(Collected data)
+ + + + +
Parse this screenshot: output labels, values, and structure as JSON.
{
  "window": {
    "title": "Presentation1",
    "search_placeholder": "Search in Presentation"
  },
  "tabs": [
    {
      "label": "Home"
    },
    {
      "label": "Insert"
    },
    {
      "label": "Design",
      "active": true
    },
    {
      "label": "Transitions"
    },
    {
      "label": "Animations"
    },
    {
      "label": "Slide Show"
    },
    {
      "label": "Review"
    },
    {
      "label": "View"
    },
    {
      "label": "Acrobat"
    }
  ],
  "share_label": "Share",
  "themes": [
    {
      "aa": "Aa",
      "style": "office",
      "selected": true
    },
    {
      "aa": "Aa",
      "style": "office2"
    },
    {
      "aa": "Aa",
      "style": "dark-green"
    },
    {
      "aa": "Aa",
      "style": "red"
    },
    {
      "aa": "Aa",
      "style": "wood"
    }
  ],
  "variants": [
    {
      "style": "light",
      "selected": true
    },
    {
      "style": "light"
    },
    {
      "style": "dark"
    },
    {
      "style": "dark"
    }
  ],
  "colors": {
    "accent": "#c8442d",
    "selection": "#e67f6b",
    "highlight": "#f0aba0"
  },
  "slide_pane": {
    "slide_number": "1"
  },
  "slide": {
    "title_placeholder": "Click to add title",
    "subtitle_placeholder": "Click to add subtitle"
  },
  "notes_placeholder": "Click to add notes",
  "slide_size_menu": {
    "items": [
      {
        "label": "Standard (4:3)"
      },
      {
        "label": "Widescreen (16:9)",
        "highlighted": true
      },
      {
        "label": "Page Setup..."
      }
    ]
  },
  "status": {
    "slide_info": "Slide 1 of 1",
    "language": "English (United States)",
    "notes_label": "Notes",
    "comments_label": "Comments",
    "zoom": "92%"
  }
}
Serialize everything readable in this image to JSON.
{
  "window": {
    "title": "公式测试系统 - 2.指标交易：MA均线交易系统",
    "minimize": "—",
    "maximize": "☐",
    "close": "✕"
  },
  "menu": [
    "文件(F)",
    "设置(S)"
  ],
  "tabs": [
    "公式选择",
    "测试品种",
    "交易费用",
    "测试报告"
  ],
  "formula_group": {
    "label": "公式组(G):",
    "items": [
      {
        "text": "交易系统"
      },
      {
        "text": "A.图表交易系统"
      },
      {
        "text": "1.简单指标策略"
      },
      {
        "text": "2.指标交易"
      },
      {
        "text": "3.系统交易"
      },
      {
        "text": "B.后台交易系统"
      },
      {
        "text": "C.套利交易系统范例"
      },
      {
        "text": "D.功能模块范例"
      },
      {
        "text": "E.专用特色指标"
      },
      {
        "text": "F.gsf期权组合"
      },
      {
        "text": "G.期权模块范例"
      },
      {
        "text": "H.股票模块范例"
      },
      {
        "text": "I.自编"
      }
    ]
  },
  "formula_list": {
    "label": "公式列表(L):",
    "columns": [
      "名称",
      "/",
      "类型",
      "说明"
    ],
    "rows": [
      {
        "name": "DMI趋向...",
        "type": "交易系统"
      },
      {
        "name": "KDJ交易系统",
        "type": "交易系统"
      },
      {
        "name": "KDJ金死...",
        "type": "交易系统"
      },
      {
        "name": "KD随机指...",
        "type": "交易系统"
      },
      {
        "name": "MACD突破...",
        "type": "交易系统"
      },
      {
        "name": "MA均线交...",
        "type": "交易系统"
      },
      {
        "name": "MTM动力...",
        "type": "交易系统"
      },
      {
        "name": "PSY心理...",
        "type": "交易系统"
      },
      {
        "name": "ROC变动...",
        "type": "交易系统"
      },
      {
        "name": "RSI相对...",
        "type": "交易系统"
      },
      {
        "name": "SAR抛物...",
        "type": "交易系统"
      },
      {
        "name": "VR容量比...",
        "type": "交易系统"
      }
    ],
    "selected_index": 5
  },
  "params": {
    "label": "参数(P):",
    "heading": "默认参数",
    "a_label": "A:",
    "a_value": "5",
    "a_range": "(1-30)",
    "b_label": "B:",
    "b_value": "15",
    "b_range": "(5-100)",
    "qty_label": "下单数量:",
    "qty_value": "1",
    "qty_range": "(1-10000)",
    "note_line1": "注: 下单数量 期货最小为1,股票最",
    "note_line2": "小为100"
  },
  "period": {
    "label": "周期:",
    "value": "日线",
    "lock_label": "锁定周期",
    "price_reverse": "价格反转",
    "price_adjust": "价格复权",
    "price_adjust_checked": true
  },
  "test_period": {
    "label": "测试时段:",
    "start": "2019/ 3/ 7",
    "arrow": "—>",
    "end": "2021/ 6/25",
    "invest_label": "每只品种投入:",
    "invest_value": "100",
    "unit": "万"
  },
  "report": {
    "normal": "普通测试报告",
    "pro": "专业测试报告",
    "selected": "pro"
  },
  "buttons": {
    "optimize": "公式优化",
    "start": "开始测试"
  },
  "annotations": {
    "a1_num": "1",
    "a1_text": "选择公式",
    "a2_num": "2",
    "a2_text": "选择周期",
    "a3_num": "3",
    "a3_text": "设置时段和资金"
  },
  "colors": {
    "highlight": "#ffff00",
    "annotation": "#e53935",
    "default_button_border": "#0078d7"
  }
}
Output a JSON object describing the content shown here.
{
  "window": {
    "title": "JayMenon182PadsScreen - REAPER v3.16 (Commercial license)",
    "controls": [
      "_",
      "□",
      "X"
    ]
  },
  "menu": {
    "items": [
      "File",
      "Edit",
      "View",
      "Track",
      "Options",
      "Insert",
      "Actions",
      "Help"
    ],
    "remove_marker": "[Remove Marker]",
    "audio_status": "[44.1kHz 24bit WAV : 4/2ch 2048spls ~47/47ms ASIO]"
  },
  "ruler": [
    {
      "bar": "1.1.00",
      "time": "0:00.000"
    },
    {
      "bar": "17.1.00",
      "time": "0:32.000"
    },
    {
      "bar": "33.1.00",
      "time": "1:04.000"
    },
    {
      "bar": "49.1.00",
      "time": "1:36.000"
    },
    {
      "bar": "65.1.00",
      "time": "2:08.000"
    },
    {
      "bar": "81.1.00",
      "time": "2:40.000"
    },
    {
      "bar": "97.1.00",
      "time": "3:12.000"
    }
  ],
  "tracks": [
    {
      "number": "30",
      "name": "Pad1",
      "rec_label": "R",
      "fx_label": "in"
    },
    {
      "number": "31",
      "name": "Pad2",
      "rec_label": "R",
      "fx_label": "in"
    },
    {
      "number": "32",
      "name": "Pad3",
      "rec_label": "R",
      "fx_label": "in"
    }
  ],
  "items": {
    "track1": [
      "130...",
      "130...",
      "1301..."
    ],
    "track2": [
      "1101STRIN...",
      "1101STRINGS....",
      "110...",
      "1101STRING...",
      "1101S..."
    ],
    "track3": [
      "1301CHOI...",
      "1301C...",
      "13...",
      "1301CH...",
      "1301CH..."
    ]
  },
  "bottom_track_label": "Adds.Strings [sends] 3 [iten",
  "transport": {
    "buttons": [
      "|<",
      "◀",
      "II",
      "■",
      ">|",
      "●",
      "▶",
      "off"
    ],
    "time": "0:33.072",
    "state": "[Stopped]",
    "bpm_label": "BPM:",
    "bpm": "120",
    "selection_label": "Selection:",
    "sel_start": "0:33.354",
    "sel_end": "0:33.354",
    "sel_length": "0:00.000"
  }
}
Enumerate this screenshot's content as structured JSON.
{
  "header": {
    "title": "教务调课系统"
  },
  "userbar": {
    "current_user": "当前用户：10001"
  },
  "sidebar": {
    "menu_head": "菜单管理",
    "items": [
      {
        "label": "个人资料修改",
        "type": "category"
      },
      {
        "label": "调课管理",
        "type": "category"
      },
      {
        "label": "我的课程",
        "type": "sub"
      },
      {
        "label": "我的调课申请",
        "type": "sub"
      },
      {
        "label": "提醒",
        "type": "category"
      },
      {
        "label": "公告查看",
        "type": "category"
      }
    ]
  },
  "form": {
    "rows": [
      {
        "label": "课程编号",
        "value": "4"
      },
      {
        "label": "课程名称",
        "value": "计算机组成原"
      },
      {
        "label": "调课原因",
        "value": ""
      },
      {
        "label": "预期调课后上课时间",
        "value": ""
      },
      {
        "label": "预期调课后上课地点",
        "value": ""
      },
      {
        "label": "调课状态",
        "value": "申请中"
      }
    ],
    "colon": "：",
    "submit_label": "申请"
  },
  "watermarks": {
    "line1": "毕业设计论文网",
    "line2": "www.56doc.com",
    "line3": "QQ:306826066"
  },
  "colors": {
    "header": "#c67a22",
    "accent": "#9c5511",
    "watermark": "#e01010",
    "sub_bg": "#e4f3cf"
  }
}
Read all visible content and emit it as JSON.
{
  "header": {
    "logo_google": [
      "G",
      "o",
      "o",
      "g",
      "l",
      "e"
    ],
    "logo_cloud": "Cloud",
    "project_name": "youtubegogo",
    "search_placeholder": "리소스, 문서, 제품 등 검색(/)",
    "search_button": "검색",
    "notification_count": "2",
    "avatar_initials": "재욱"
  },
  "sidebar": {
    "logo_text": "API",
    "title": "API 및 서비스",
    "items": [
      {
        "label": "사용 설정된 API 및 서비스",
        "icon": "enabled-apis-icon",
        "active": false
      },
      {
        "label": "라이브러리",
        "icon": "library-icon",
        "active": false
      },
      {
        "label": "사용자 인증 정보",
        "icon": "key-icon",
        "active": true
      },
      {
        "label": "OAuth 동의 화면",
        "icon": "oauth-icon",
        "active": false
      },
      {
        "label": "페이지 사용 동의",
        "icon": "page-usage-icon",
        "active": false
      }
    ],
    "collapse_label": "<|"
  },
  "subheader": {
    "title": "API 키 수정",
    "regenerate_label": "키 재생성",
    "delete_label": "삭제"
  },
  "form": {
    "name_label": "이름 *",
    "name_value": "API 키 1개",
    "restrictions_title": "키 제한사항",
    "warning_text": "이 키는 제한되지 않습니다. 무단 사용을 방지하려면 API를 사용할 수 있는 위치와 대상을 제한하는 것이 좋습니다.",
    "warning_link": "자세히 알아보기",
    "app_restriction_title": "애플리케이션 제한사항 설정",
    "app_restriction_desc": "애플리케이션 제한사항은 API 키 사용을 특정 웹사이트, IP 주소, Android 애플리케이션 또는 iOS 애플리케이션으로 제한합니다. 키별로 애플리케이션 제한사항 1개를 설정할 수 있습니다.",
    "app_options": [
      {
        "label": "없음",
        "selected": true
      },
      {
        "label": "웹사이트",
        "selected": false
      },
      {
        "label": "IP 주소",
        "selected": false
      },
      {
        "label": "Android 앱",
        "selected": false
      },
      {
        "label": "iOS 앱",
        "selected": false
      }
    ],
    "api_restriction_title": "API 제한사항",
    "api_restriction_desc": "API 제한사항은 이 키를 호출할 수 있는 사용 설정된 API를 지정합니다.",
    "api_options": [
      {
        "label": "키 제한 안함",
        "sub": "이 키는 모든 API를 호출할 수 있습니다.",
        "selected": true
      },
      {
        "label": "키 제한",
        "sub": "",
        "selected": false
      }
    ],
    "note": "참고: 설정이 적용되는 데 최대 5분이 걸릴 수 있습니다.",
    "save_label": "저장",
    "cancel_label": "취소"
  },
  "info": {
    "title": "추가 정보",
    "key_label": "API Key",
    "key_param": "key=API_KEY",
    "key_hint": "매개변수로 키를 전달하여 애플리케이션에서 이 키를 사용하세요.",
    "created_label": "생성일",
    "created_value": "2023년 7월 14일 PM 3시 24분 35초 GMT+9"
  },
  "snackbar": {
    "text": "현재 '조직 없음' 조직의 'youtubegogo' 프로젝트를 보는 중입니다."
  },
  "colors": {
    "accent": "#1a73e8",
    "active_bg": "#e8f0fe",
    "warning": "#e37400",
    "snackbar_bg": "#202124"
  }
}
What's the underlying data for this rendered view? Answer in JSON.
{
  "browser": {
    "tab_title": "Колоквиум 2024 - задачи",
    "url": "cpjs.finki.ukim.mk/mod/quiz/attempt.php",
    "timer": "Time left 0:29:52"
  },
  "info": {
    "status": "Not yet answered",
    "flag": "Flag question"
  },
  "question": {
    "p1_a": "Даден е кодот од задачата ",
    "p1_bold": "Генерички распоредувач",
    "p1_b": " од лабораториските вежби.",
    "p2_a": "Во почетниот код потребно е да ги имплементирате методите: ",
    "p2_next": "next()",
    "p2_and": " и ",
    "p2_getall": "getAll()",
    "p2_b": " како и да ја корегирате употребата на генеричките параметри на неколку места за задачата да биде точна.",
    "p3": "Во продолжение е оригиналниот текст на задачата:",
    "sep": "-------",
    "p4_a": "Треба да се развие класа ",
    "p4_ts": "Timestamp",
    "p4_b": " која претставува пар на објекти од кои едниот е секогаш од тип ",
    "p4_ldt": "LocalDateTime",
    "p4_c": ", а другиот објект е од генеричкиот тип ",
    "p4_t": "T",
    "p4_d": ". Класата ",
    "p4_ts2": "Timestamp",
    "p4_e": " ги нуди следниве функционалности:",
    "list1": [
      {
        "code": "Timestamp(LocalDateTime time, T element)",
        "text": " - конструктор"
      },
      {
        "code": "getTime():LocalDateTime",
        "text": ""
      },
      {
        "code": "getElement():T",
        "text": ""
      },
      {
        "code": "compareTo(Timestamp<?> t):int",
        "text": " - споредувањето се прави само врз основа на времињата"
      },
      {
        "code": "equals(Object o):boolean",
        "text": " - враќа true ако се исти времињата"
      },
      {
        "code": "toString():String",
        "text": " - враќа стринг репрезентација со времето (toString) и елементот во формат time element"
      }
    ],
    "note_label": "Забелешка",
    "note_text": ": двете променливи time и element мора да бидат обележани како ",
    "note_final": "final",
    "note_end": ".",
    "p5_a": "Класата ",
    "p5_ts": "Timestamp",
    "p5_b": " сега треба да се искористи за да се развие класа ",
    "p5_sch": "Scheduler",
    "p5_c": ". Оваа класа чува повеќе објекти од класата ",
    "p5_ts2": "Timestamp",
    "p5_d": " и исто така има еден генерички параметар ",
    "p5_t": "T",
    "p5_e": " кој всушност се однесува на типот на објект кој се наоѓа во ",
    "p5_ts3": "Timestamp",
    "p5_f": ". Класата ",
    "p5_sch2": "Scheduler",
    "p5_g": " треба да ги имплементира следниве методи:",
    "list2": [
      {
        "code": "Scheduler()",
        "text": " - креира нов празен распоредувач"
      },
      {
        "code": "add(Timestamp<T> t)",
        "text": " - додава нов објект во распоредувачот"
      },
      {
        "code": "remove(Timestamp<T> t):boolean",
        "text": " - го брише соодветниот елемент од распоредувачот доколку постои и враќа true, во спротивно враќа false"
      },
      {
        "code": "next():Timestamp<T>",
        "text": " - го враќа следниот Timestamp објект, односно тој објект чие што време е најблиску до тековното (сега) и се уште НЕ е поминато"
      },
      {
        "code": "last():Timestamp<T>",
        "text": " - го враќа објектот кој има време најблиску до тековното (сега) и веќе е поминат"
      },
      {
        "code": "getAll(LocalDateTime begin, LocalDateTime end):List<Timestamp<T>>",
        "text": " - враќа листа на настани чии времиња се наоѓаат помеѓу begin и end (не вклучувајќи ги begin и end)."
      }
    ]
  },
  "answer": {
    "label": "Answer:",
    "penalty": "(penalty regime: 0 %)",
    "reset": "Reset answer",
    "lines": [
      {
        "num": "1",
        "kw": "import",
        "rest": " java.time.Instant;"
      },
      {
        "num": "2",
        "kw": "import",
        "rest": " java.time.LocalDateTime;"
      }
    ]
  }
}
+ + + + +
-- What to produce --
Only the number is wanted: how many lines of the material contain the word "сега"?

-- Task answer --
3